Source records

________________________

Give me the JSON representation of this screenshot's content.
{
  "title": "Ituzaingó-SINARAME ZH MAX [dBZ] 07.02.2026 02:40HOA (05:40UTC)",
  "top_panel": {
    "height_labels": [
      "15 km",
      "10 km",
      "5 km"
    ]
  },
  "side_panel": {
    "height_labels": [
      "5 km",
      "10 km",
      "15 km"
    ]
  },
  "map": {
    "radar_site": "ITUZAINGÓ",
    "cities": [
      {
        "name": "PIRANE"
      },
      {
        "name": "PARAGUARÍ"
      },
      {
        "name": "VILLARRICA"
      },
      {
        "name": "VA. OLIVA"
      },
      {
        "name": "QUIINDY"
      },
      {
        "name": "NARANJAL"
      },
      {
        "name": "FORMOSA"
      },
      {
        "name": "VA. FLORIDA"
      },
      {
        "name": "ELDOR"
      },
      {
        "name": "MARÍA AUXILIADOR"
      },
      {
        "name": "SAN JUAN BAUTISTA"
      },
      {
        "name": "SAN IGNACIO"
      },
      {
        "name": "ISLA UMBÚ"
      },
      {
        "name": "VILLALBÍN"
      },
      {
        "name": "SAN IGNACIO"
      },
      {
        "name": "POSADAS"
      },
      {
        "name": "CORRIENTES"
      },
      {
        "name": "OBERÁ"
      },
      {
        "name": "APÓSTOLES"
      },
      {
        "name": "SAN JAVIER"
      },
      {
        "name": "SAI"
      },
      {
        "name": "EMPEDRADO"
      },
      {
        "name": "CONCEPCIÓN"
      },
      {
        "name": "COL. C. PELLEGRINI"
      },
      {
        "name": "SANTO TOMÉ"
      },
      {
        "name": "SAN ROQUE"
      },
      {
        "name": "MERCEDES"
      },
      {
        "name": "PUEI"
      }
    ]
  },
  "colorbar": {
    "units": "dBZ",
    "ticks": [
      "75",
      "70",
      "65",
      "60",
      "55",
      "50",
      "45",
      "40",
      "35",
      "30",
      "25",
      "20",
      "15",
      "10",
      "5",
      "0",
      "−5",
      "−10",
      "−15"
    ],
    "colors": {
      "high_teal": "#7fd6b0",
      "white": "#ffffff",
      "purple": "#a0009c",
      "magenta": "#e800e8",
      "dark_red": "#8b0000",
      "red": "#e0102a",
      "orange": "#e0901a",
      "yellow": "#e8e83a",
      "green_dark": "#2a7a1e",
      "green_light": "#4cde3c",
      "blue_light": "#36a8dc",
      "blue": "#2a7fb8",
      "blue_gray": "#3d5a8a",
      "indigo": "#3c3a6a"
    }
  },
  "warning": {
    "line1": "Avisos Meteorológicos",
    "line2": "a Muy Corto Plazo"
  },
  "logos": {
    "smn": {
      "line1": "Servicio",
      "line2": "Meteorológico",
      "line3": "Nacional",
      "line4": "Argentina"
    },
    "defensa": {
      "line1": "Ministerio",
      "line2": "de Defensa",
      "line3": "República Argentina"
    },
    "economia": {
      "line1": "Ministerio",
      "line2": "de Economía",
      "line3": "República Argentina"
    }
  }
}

________________________

• _What you need to do_:
Repeat the material in full, exactly as it stands.

• _Exercise answer_:
Give me the JSON representation of this screenshot's content.
{
  "title": "Ituzaingó-SINARAME ZH MAX [dBZ] 07.02.2026 02:40HOA (05:40UTC)",
  "top_panel": {
    "height_labels": [
      "15 km",
      "10 km",
      "5 km"
    ]
  },
  "side_panel": {
    "height_labels": [
      "5 km",
      "10 km",
      "15 km"
    ]
  },
  "map": {
    "radar_site": "ITUZAINGÓ",
    "cities": [
      {
        "name": "PIRANE"
      },
      {
        "name": "PARAGUARÍ"
      },
      {
        "name": "VILLARRICA"
      },
      {
        "name": "VA. OLIVA"
      },
      {
        "name": "QUIINDY"
      },
      {
        "name": "NARANJAL"
      },
      {
        "name": "FORMOSA"
      },
      {
        "name": "VA. FLORIDA"
      },
      {
        "name": "ELDOR"
      },
      {
        "name": "MARÍA AUXILIADOR"
      },
      {
        "name": "SAN JUAN BAUTISTA"
      },
      {
        "name": "SAN IGNACIO"
      },
      {
        "name": "ISLA UMBÚ"
      },
      {
        "name": "VILLALBÍN"
      },
      {
        "name": "SAN IGNACIO"
      },
      {
        "name": "POSADAS"
      },
      {
        "name": "CORRIENTES"
      },
      {
        "name": "OBERÁ"
      },
      {
        "name": "APÓSTOLES"
      },
      {
        "name": "SAN JAVIER"
      },
      {
        "name": "SAI"
      },
      {
        "name": "EMPEDRADO"
      },
      {
        "name": "CONCEPCIÓN"
      },
      {
        "name": "COL. C. PELLEGRINI"
      },
      {
        "name": "SANTO TOMÉ"
      },
      {
        "name": "SAN ROQUE"
      },
      {
        "name": "MERCEDES"
      },
      {
        "name": "PUEI"
      }
    ]
  },
  "colorbar": {
    "units": "dBZ",
    "ticks": [
      "75",
      "70",
      "65",
      "60",
      "55",
      "50",
      "45",
      "40",
      "35",
      "30",
      "25",
      "20",
      "15",
      "10",
      "5",
      "0",
      "−5",
      "−10",
      "−15"
    ],
    "colors": {
      "high_teal": "#7fd6b0",
      "white": "#ffffff",
      "purple": "#a0009c",
      "magenta": "#e800e8",
      "dark_red": "#8b0000",
      "red": "#e0102a",
      "orange": "#e0901a",
      "yellow": "#e8e83a",
      "green_dark": "#2a7a1e",
      "green_light": "#4cde3c",
      "blue_light": "#36a8dc",
      "blue": "#2a7fb8",
      "blue_gray": "#3d5a8a",
      "indigo": "#3c3a6a"
    }
  },
  "warning": {
    "line1": "Avisos Meteorológicos",
    "line2": "a Muy Corto Plazo"
  },
  "logos": {
    "smn": {
      "line1": "Servicio",
      "line2": "Meteorológico",
      "line3": "Nacional",
      "line4": "Argentina"
    },
    "defensa": {
      "line1": "Ministerio",
      "line2": "de Defensa",
      "line3": "República Argentina"
    },
    "economia": {
      "line1": "Ministerio",
      "line2": "de Economía",
      "line3": "República Argentina"
    }
  }
}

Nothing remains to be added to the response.